> **WORK TO COMPLETE**
Track down each line that has the word "color" and copy it.

*** RECORDS FOR THE TASK ***

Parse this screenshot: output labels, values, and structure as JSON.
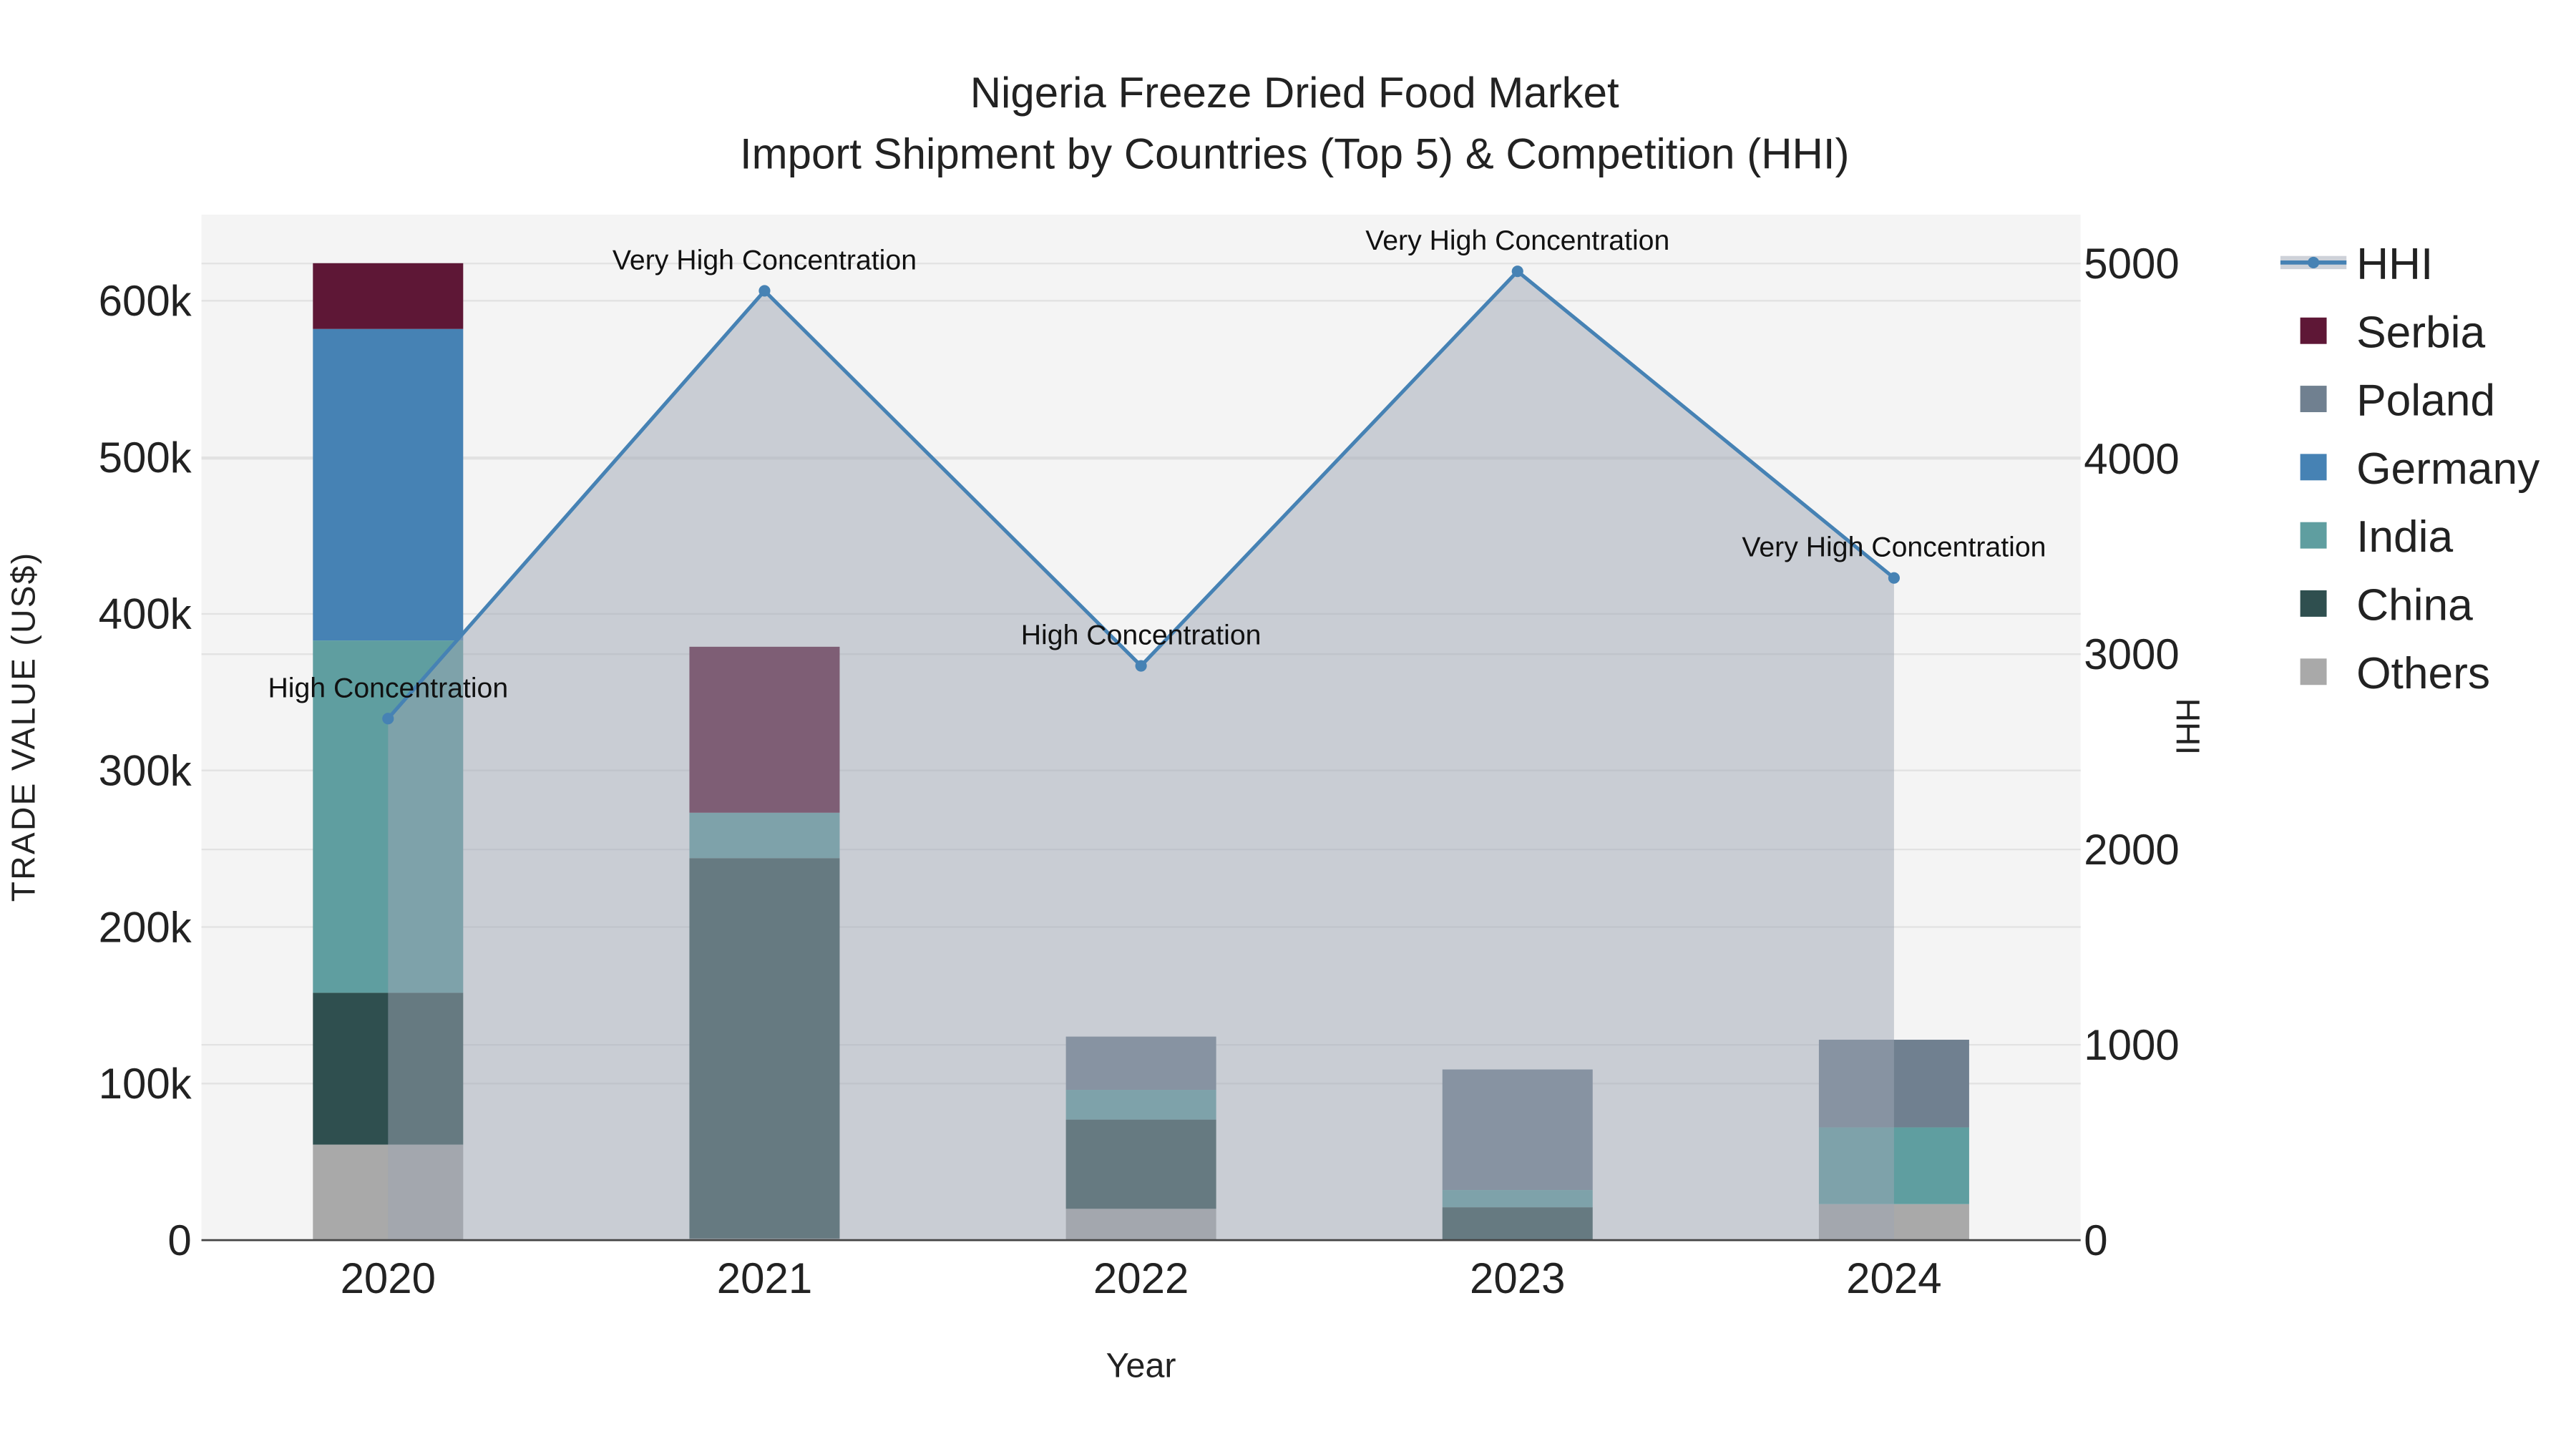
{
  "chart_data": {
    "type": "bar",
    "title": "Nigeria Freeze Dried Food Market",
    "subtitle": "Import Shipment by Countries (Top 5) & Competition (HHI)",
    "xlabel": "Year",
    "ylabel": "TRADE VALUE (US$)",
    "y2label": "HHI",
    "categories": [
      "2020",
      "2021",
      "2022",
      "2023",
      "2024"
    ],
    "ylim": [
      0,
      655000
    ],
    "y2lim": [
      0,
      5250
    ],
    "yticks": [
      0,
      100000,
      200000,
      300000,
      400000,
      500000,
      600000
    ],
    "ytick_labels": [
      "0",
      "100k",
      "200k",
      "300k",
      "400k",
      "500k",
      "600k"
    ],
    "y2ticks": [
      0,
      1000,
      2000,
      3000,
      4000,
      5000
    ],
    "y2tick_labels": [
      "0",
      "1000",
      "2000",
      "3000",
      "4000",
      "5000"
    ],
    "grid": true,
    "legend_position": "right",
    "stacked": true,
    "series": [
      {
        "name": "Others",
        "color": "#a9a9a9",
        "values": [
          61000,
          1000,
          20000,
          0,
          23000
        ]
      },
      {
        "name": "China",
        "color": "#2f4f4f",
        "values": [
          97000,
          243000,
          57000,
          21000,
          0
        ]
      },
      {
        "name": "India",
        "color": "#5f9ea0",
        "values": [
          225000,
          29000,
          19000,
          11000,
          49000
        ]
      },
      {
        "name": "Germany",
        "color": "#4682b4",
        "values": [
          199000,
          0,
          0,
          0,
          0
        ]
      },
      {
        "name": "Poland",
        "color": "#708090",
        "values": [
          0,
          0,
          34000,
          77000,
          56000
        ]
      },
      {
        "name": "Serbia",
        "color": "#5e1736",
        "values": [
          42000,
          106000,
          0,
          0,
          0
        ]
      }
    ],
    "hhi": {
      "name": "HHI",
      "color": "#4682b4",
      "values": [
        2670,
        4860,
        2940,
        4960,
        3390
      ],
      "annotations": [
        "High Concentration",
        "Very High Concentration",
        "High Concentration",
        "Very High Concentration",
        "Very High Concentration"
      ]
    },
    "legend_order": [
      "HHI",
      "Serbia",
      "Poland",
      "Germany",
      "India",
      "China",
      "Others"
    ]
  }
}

***

> **SOLUTION TO THIS PROBLEM**
        "color": "#a9a9a9",
        "color": "#2f4f4f",
        "color": "#5f9ea0",
        "color": "#4682b4",
        "color": "#708090",
        "color": "#5e1736",
      "color": "#4682b4",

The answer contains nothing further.